* begin EXTRACTED INFORMATION *
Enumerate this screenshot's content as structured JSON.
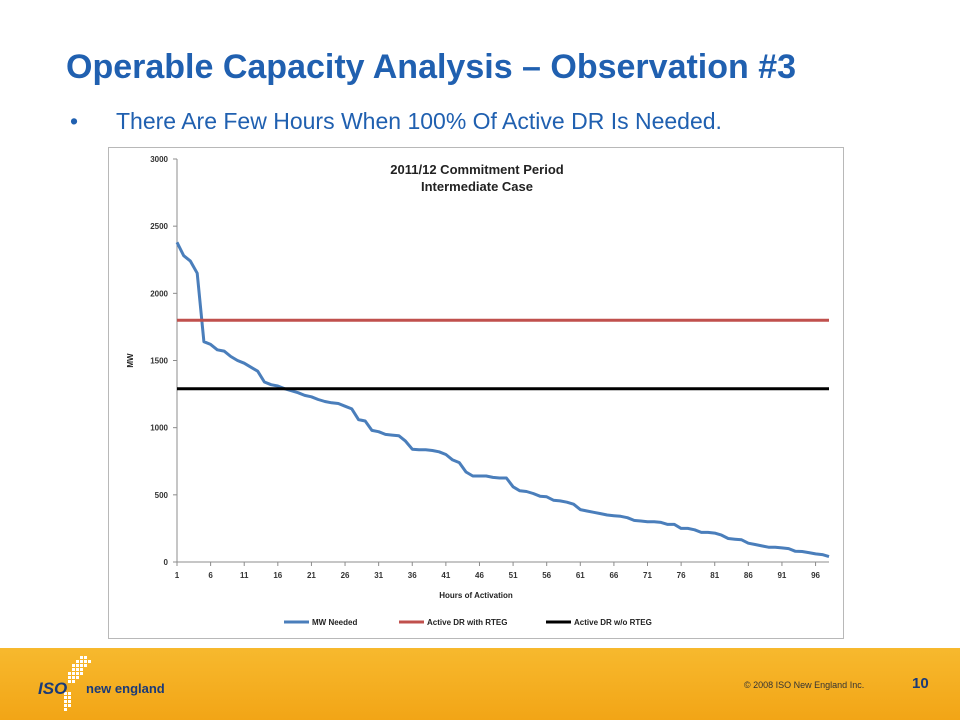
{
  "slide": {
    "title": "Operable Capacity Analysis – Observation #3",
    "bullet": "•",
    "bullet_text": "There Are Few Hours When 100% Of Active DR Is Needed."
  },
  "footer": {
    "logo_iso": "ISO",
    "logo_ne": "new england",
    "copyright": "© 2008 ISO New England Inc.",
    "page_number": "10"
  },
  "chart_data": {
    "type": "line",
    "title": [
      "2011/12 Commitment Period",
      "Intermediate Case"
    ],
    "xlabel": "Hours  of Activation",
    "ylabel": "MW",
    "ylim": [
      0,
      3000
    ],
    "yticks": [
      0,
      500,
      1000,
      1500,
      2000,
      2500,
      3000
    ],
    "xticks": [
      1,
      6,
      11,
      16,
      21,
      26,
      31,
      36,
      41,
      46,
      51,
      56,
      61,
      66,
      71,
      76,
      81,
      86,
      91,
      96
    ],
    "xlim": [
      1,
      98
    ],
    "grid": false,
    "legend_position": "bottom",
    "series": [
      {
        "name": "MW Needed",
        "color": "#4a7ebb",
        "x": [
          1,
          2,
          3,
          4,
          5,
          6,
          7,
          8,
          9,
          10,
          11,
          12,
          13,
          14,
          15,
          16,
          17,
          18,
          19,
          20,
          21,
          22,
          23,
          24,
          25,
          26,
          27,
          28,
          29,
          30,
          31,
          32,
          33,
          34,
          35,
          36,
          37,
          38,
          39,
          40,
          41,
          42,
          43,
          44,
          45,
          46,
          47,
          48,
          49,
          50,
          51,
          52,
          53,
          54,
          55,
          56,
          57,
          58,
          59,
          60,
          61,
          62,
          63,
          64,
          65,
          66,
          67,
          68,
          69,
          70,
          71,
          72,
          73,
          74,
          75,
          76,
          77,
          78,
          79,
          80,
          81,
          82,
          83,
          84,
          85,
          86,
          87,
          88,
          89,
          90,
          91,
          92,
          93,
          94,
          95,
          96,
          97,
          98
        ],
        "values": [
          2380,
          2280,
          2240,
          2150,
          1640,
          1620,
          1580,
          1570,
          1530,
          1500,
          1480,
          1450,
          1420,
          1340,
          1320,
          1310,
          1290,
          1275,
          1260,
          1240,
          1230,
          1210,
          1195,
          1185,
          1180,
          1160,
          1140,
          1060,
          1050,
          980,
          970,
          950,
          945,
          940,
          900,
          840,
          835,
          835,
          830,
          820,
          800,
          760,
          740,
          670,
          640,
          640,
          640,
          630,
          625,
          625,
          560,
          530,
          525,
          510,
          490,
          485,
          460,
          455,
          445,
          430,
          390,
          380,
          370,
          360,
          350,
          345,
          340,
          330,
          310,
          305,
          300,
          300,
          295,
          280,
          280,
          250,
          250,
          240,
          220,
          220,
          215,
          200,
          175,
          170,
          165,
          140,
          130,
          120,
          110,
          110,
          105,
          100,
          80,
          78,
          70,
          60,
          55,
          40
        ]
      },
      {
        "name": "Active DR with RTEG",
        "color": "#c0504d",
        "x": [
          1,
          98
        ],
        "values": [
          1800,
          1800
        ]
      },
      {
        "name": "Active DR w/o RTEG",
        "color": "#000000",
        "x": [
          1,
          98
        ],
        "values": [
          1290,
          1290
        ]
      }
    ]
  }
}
* end EXTRACTED INFORMATION *
* begin EXTRACTED INFORMATION *
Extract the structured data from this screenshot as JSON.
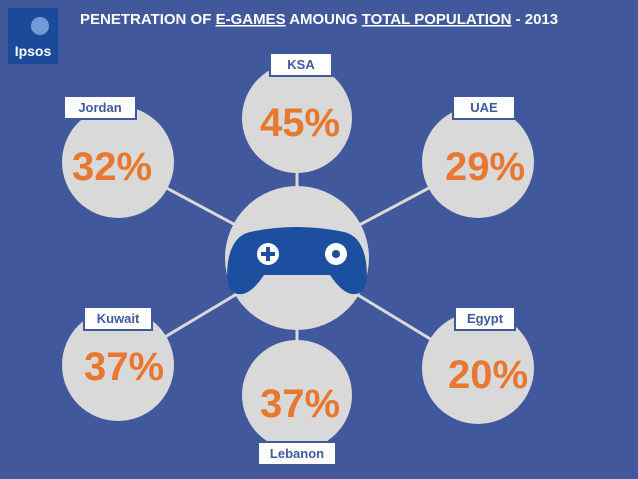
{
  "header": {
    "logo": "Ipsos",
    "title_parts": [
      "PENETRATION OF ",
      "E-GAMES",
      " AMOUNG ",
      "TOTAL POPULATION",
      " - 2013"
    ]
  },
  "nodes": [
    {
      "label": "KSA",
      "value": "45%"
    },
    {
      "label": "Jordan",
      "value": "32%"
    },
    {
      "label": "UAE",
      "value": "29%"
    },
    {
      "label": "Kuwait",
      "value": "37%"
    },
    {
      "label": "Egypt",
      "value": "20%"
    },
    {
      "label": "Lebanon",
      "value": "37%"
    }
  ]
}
* end EXTRACTED INFORMATION *
* begin EXTRACTED INFORMATION *
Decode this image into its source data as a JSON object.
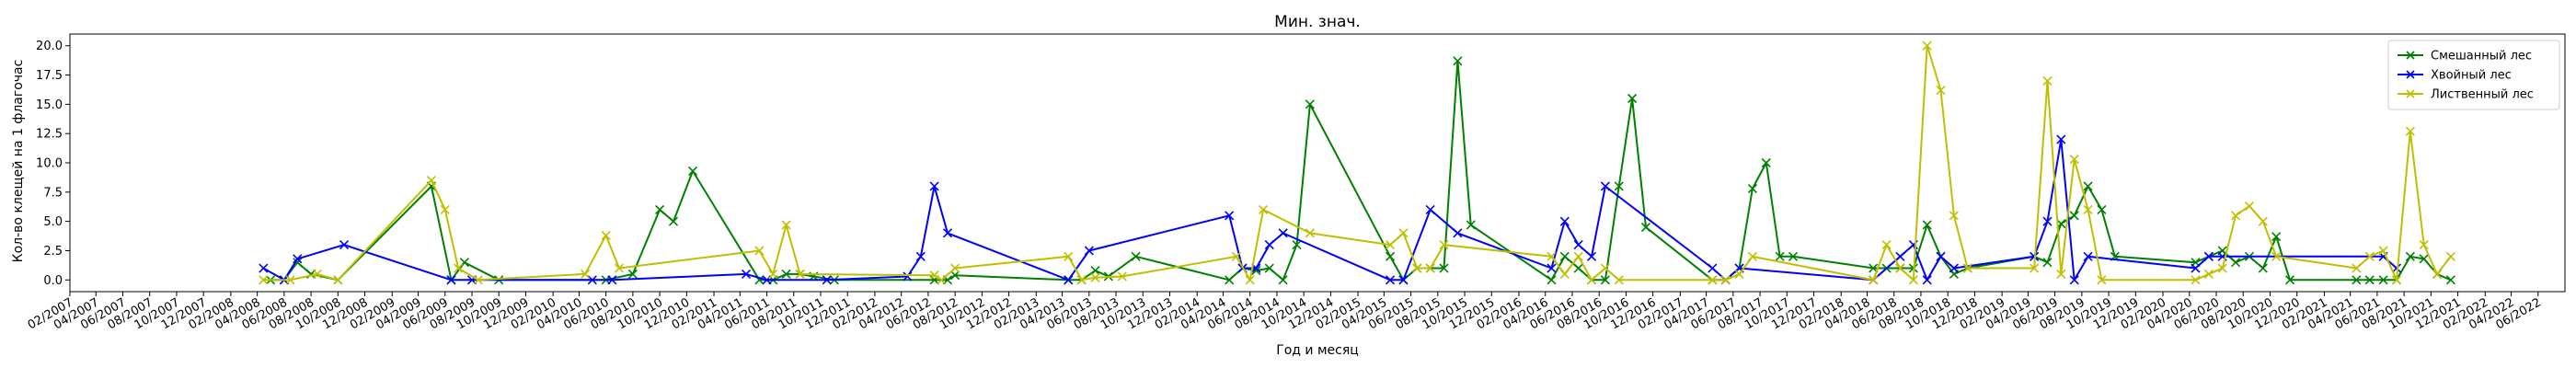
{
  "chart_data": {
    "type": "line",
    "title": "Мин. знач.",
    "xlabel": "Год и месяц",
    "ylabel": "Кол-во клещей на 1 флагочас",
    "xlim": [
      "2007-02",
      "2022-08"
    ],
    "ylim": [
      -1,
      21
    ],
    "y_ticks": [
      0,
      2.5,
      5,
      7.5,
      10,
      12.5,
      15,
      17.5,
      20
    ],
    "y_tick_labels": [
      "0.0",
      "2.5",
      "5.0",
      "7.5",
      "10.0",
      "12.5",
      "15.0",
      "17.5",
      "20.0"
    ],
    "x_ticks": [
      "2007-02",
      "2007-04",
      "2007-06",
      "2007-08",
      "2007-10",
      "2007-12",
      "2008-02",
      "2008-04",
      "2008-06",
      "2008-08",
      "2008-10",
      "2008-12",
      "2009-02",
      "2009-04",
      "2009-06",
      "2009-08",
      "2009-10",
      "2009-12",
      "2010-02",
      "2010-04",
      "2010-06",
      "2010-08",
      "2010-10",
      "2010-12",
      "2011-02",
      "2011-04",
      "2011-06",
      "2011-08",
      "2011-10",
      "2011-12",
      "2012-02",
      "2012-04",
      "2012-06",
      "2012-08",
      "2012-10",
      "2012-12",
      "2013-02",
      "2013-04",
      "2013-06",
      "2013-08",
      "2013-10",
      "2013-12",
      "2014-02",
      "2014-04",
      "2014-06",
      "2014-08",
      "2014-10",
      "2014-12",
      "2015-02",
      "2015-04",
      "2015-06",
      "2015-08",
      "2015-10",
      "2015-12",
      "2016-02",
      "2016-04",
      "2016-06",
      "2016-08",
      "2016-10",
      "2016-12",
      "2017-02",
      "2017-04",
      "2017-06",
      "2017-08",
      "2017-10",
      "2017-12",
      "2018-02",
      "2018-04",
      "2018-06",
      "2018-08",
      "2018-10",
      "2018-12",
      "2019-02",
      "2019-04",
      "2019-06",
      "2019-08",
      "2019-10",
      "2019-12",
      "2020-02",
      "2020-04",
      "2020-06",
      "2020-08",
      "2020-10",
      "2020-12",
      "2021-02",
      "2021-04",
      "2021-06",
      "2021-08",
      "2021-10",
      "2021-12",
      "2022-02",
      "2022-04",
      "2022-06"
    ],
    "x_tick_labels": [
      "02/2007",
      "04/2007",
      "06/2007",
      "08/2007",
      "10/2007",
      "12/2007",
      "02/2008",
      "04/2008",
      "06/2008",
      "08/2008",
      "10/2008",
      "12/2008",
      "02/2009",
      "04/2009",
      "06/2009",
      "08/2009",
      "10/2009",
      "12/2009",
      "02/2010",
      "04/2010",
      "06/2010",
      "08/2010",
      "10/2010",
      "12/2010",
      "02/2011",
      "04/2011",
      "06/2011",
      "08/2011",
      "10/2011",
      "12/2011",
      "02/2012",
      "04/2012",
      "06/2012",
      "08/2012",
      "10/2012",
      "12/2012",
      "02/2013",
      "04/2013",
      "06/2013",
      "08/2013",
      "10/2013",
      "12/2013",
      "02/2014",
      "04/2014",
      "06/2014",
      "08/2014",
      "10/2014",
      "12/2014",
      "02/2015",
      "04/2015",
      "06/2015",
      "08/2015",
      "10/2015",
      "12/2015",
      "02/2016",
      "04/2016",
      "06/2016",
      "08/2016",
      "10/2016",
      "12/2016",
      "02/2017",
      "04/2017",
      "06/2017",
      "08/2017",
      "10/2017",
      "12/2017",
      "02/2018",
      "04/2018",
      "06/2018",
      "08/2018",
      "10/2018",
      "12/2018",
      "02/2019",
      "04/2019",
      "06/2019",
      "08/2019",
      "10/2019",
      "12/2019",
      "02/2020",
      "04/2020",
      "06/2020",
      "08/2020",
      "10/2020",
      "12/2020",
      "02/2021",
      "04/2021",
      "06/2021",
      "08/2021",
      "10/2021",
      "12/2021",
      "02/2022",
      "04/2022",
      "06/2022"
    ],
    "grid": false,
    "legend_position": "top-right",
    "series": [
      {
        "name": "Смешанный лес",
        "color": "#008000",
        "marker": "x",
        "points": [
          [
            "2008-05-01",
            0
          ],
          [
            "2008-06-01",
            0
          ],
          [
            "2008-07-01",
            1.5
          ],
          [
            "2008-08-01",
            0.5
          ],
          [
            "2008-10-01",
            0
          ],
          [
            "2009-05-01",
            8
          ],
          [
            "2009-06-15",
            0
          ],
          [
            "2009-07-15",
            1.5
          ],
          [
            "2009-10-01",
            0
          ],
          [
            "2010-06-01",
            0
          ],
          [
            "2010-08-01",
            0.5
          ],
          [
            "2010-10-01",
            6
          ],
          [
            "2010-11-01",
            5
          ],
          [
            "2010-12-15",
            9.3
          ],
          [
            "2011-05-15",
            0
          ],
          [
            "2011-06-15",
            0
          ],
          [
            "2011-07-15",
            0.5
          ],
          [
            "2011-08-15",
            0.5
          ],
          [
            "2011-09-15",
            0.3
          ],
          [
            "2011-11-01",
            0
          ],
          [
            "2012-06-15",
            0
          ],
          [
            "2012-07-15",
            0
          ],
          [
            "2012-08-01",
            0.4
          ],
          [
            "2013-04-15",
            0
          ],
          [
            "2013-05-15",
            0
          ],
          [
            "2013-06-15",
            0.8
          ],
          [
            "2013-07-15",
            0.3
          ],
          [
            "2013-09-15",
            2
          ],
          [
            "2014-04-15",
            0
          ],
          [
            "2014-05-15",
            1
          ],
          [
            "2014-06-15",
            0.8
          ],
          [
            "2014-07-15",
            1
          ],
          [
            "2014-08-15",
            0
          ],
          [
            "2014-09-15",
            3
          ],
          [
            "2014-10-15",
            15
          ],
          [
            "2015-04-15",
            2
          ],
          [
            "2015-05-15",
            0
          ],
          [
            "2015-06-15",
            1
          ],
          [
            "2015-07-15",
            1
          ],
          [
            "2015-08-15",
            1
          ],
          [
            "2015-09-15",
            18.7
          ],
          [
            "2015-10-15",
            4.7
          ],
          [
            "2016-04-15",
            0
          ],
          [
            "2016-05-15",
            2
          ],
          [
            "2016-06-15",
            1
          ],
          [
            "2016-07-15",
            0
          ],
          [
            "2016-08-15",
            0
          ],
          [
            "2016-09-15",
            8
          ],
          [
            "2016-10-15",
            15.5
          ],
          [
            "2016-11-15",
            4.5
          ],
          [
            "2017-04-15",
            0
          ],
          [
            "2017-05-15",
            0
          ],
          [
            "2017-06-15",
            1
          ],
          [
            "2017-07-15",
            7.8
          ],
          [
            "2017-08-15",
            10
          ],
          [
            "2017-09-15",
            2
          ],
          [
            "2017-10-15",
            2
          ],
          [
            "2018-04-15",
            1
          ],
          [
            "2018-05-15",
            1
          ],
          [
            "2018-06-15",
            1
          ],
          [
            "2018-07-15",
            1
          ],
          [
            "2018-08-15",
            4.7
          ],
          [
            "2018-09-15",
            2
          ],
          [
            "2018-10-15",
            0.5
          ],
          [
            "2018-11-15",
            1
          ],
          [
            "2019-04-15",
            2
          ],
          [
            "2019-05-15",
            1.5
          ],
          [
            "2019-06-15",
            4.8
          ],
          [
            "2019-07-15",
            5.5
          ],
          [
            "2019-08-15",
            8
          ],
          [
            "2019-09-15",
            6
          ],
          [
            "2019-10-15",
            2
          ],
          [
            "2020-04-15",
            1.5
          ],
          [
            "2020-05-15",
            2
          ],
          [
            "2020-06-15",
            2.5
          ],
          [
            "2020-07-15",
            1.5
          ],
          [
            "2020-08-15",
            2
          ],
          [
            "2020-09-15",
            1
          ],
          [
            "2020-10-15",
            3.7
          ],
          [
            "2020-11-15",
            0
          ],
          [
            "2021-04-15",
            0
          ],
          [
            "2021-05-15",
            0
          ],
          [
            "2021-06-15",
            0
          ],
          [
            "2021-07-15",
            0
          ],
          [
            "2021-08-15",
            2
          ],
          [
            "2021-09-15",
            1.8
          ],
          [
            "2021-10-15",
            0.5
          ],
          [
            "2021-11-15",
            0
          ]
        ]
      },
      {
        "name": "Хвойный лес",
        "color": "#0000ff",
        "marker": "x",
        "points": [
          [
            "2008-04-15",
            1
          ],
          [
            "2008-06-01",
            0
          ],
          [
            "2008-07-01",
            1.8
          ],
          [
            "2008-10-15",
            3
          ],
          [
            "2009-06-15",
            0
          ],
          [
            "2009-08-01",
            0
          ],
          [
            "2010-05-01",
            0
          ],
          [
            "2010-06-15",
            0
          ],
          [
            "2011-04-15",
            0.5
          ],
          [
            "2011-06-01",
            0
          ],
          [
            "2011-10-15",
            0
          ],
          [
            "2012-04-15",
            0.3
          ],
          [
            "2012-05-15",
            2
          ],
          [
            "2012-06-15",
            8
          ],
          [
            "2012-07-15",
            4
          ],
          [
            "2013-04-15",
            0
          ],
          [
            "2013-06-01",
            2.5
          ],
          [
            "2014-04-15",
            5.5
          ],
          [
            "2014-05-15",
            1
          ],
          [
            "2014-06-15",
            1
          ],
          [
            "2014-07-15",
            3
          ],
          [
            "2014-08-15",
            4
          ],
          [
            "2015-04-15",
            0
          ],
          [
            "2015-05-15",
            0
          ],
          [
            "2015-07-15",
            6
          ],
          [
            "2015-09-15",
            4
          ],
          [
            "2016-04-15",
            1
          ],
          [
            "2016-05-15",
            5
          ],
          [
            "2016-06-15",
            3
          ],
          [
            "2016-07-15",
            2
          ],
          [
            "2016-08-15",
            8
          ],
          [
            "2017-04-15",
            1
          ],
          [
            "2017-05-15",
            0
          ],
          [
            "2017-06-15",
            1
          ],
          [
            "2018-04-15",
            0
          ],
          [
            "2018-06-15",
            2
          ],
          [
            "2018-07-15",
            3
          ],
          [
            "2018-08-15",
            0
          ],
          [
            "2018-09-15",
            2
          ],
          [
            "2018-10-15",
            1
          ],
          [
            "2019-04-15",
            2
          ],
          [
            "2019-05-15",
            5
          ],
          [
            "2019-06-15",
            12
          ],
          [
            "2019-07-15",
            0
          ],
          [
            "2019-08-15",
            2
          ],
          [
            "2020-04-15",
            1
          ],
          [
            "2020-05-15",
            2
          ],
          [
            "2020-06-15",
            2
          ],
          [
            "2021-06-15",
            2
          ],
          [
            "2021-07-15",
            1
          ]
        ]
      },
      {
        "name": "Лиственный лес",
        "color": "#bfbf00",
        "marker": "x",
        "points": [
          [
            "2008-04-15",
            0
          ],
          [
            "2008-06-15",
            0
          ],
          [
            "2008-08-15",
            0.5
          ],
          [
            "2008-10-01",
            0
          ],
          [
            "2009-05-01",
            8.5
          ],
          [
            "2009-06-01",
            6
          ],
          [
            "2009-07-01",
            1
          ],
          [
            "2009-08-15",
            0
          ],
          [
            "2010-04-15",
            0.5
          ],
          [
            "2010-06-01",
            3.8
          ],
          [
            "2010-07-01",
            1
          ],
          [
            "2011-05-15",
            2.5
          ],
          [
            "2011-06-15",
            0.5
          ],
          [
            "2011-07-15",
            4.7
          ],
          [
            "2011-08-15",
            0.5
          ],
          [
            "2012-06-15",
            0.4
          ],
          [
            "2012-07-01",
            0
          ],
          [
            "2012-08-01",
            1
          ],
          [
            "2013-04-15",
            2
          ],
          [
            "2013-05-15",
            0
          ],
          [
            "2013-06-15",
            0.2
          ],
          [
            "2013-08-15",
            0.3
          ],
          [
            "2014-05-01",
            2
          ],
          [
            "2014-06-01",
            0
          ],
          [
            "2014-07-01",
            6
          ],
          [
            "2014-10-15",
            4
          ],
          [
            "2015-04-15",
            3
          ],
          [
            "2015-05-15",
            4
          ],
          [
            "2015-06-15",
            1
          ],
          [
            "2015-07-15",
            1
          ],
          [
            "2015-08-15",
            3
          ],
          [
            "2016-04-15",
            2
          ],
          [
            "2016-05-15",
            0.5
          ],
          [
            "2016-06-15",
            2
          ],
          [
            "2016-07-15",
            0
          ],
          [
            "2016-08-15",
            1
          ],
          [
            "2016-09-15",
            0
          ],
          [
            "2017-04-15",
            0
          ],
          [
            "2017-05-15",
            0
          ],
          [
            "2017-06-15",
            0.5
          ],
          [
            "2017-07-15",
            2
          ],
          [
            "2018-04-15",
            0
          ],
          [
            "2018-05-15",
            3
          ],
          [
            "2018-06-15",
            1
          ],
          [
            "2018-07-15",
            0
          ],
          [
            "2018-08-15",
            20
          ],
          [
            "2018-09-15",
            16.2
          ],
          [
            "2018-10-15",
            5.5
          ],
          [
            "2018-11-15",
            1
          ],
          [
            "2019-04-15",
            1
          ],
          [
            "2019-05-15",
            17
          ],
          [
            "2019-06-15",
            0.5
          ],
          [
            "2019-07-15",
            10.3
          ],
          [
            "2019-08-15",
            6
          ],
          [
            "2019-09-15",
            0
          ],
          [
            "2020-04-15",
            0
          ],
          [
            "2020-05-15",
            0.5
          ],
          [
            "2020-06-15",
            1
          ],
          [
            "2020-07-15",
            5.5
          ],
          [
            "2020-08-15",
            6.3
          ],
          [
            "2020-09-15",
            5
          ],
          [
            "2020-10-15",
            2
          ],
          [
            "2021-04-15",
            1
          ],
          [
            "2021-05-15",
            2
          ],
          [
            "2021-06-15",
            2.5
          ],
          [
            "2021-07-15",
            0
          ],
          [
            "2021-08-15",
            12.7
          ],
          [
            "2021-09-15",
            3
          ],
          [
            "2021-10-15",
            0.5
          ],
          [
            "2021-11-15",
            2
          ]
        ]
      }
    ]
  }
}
* end EXTRACTED INFORMATION *
*TO DO*.
Filter the records for lines holding the string "color". Copy each one.

*COMPLETED TASK*.
        "color": "#4a7ebb",
        "color": "#c0504d",
        "color": "#000000",
        "color": "#008000",
        "color": "#0000ff",
        "color": "#bfbf00",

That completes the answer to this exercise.